> _Requirements_: Return all entries precisely as they stand, without the images.

> _Material to process_:
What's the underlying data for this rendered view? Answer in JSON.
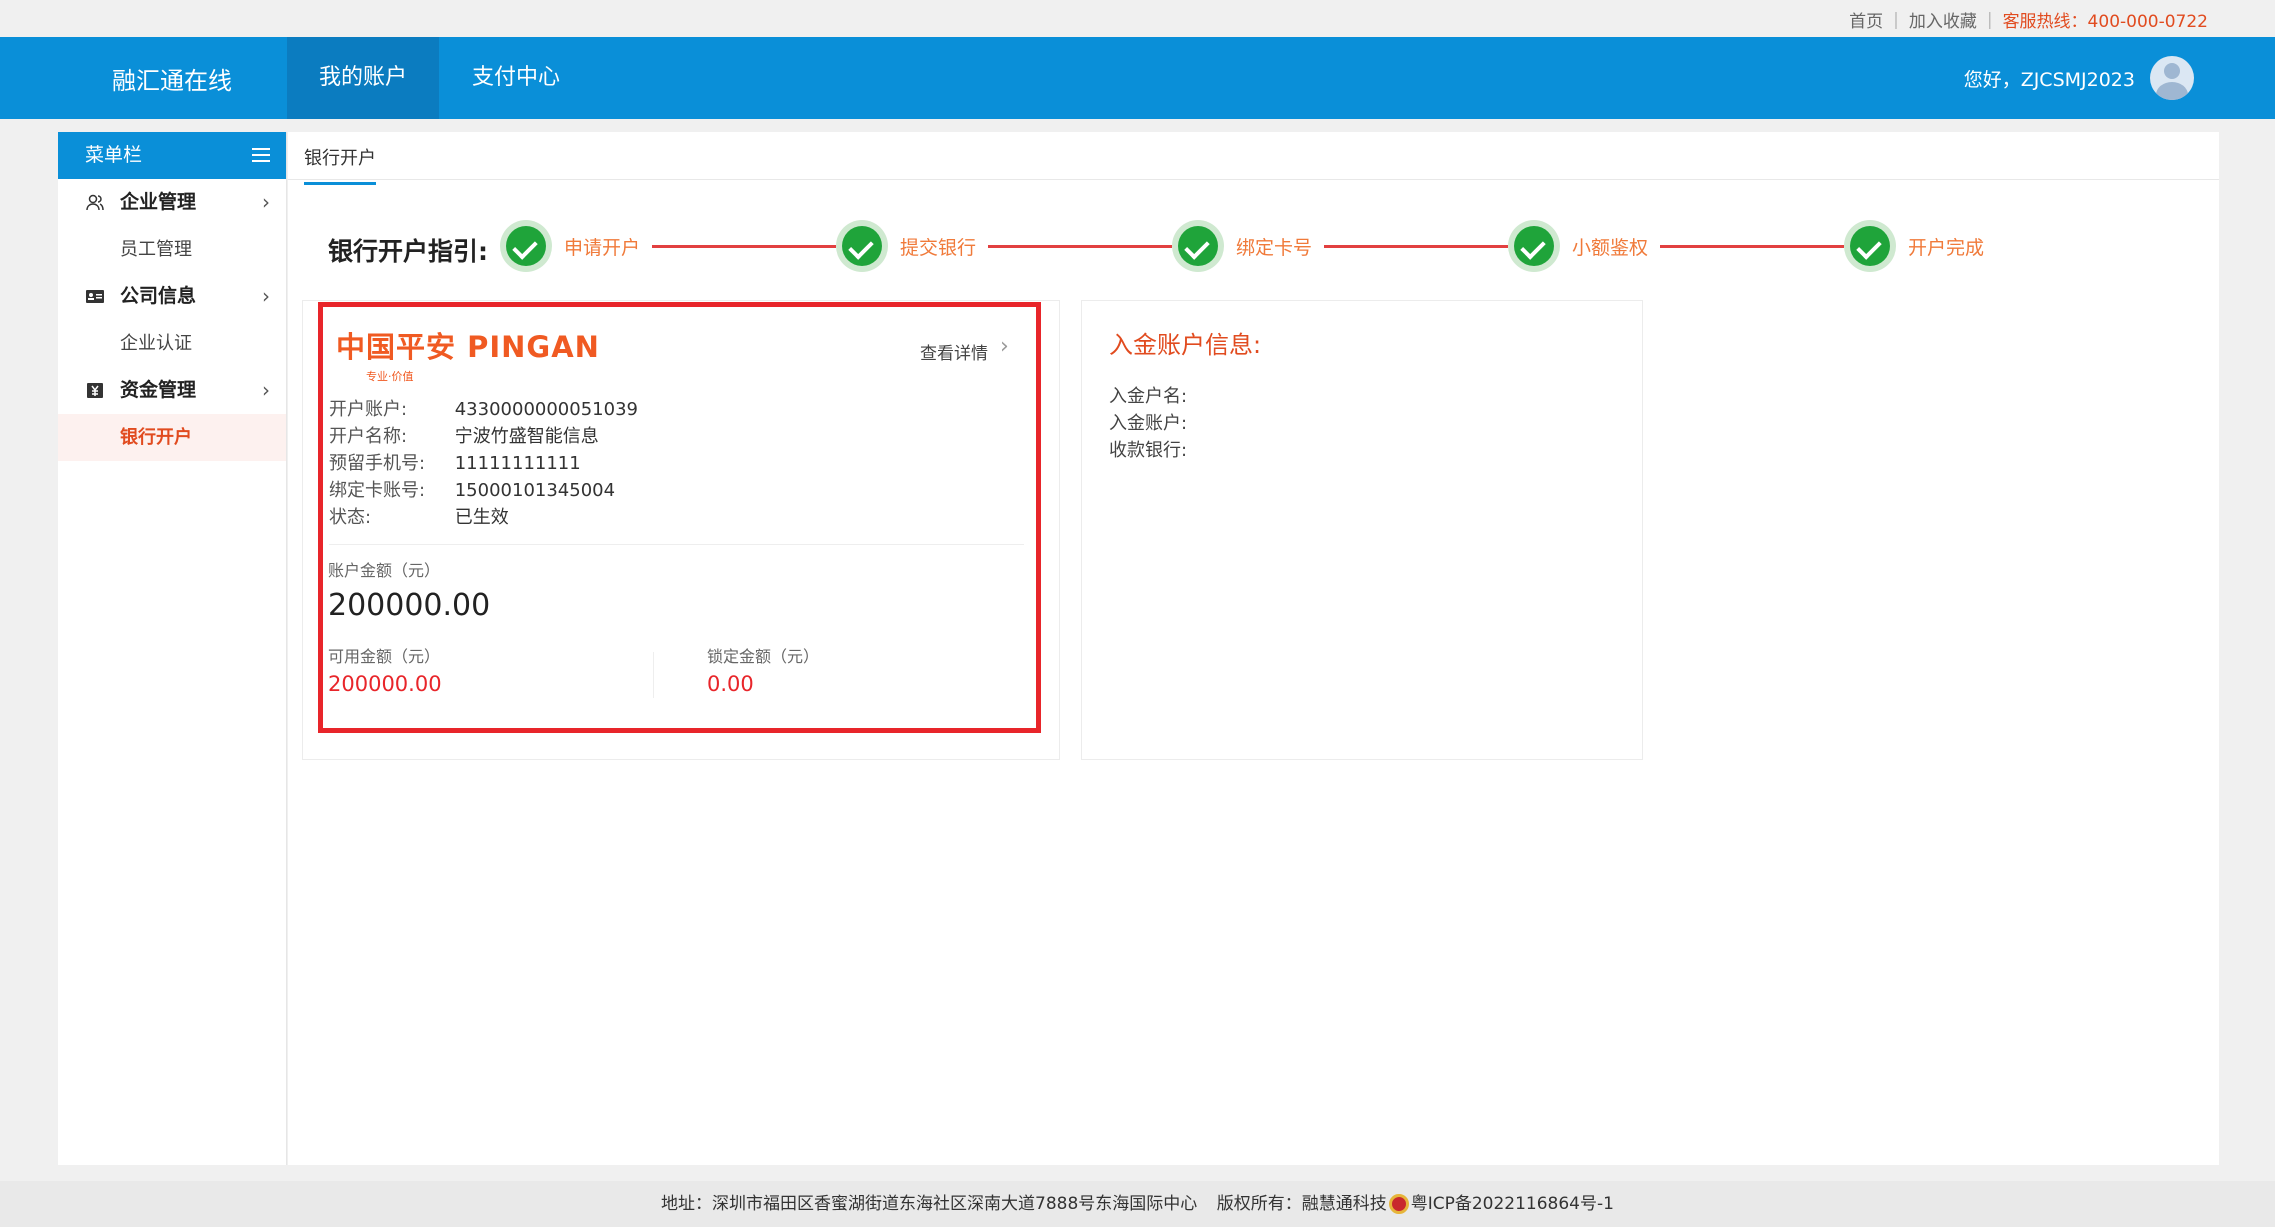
{
  "topbar": {
    "home": "首页",
    "favorite": "加入收藏",
    "hotline": "客服热线：400-000-0722"
  },
  "header": {
    "brand": "融汇通在线",
    "nav": [
      "我的账户",
      "支付中心"
    ],
    "greeting": "您好，ZJCSMJ2023"
  },
  "sidebar": {
    "title": "菜单栏",
    "groups": [
      {
        "label": "企业管理",
        "icon": "users-icon",
        "items": [
          "员工管理"
        ]
      },
      {
        "label": "公司信息",
        "icon": "id-card-icon",
        "items": [
          "企业认证"
        ]
      },
      {
        "label": "资金管理",
        "icon": "money-icon",
        "items": [
          "银行开户"
        ]
      }
    ],
    "active_item": "银行开户"
  },
  "tab": "银行开户",
  "guide": {
    "title": "银行开户指引:",
    "steps": [
      "申请开户",
      "提交银行",
      "绑定卡号",
      "小额鉴权",
      "开户完成"
    ]
  },
  "account_card": {
    "logo_text": "中国平安 PINGAN",
    "logo_sub": "专业·价值",
    "detail_link": "查看详情",
    "rows": [
      {
        "label": "开户账户:",
        "value": "4330000000051039"
      },
      {
        "label": "开户名称:",
        "value": "宁波竹盛智能信息"
      },
      {
        "label": "预留手机号:",
        "value": "11111111111"
      },
      {
        "label": "绑定卡账号:",
        "value": "15000101345004"
      },
      {
        "label": "状态:",
        "value": "已生效"
      }
    ],
    "balance_label": "账户金额（元）",
    "balance": "200000.00",
    "available_label": "可用金额（元）",
    "available": "200000.00",
    "locked_label": "锁定金额（元）",
    "locked": "0.00"
  },
  "deposit_card": {
    "title": "入金账户信息:",
    "rows": [
      "入金户名:",
      "入金账户:",
      "收款银行:"
    ]
  },
  "footer": {
    "address": "地址：深圳市福田区香蜜湖街道东海社区深南大道7888号东海国际中心",
    "copyright": "版权所有：融慧通科技",
    "icp": "粤ICP备2022116864号-1"
  },
  "colors": {
    "primary": "#0a8fd8",
    "accent": "#e14b1f",
    "success": "#1fa43a",
    "highlight_box": "#e8252a"
  }
}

> _Correct response_:
What's the underlying data for this rendered view? Answer in JSON.
{
  "topbar": {
    "home": "首页",
    "favorite": "加入收藏",
    "hotline": "客服热线：400-000-0722"
  },
  "header": {
    "brand": "融汇通在线",
    "nav": [
      "我的账户",
      "支付中心"
    ],
    "greeting": "您好，ZJCSMJ2023"
  },
  "sidebar": {
    "title": "菜单栏",
    "groups": [
      {
        "label": "企业管理",
        "icon": "users-icon",
        "items": [
          "员工管理"
        ]
      },
      {
        "label": "公司信息",
        "icon": "id-card-icon",
        "items": [
          "企业认证"
        ]
      },
      {
        "label": "资金管理",
        "icon": "money-icon",
        "items": [
          "银行开户"
        ]
      }
    ],
    "active_item": "银行开户"
  },
  "tab": "银行开户",
  "guide": {
    "title": "银行开户指引:",
    "steps": [
      "申请开户",
      "提交银行",
      "绑定卡号",
      "小额鉴权",
      "开户完成"
    ]
  },
  "account_card": {
    "logo_text": "中国平安 PINGAN",
    "logo_sub": "专业·价值",
    "detail_link": "查看详情",
    "rows": [
      {
        "label": "开户账户:",
        "value": "4330000000051039"
      },
      {
        "label": "开户名称:",
        "value": "宁波竹盛智能信息"
      },
      {
        "label": "预留手机号:",
        "value": "11111111111"
      },
      {
        "label": "绑定卡账号:",
        "value": "15000101345004"
      },
      {
        "label": "状态:",
        "value": "已生效"
      }
    ],
    "balance_label": "账户金额（元）",
    "balance": "200000.00",
    "available_label": "可用金额（元）",
    "available": "200000.00",
    "locked_label": "锁定金额（元）",
    "locked": "0.00"
  },
  "deposit_card": {
    "title": "入金账户信息:",
    "rows": [
      "入金户名:",
      "入金账户:",
      "收款银行:"
    ]
  },
  "footer": {
    "address": "地址：深圳市福田区香蜜湖街道东海社区深南大道7888号东海国际中心",
    "copyright": "版权所有：融慧通科技",
    "icp": "粤ICP备2022116864号-1"
  },
  "colors": {
    "primary": "#0a8fd8",
    "accent": "#e14b1f",
    "success": "#1fa43a",
    "highlight_box": "#e8252a"
  }
}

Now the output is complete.